Stored entries
▼▼▼

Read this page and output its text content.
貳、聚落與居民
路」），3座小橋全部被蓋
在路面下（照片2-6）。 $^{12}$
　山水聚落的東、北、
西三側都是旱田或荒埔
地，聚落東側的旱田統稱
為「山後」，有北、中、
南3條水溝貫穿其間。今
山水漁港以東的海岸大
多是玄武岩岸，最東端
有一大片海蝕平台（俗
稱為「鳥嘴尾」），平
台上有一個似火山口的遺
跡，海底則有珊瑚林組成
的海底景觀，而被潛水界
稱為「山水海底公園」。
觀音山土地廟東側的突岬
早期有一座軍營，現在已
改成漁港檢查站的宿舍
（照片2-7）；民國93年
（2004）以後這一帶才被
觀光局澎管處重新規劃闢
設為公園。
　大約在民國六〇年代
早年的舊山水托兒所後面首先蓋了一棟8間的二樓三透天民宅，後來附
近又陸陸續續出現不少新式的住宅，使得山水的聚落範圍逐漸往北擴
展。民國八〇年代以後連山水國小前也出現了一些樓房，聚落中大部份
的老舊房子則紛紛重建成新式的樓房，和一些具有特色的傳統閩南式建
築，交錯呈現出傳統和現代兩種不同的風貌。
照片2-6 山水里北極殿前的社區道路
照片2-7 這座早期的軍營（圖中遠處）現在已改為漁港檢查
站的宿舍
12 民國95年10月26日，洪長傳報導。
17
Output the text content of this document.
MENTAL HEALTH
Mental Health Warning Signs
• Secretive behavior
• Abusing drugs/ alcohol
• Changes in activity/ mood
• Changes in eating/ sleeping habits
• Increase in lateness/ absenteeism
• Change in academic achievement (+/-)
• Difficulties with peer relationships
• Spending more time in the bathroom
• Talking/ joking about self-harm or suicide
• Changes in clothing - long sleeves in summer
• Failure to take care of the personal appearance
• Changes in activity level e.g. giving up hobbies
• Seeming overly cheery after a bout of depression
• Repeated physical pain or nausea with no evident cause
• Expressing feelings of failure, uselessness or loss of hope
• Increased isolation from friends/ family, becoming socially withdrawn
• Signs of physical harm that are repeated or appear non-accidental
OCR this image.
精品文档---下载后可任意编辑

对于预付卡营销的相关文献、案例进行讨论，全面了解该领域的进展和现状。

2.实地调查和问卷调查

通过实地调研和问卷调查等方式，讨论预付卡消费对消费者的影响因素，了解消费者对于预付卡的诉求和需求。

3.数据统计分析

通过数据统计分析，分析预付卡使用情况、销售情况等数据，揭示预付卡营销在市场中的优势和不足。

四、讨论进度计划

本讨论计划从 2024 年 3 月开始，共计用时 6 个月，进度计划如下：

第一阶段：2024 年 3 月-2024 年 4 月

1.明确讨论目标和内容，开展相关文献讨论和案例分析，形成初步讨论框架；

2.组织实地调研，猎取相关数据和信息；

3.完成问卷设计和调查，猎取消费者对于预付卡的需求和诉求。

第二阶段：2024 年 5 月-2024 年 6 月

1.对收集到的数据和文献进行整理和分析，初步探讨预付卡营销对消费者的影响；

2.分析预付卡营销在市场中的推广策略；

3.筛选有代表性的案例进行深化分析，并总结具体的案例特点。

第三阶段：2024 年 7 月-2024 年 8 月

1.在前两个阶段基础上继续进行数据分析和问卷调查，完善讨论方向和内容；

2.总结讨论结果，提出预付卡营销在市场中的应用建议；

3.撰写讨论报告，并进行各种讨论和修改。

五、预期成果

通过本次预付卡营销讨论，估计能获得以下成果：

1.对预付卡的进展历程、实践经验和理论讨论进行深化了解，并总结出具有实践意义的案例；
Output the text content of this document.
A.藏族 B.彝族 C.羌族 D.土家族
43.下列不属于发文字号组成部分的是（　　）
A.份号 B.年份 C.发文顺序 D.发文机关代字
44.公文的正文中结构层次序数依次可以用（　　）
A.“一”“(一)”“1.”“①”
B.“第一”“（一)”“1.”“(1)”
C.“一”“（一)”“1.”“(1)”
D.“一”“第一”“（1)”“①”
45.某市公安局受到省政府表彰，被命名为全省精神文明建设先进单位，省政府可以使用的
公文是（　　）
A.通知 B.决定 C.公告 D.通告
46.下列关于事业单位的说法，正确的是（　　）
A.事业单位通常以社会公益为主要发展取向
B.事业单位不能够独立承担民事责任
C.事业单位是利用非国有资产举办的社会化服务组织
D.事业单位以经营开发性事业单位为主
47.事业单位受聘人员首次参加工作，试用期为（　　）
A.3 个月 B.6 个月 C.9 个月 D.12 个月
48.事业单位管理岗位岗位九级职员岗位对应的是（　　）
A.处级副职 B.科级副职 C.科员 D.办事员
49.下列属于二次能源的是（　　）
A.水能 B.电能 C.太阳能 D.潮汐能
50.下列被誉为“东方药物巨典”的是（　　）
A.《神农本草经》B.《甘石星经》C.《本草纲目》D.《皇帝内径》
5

▲▲▲

DIRECTIONS → Pull out each line containing the word "Changes" and copy it.

COMPLETE RESPONSE →
• Changes in activity/ mood
• Changes in eating/ sleeping habits
• Changes in clothing - long sleeves in summer
• Changes in activity level e.g. giving up hobbies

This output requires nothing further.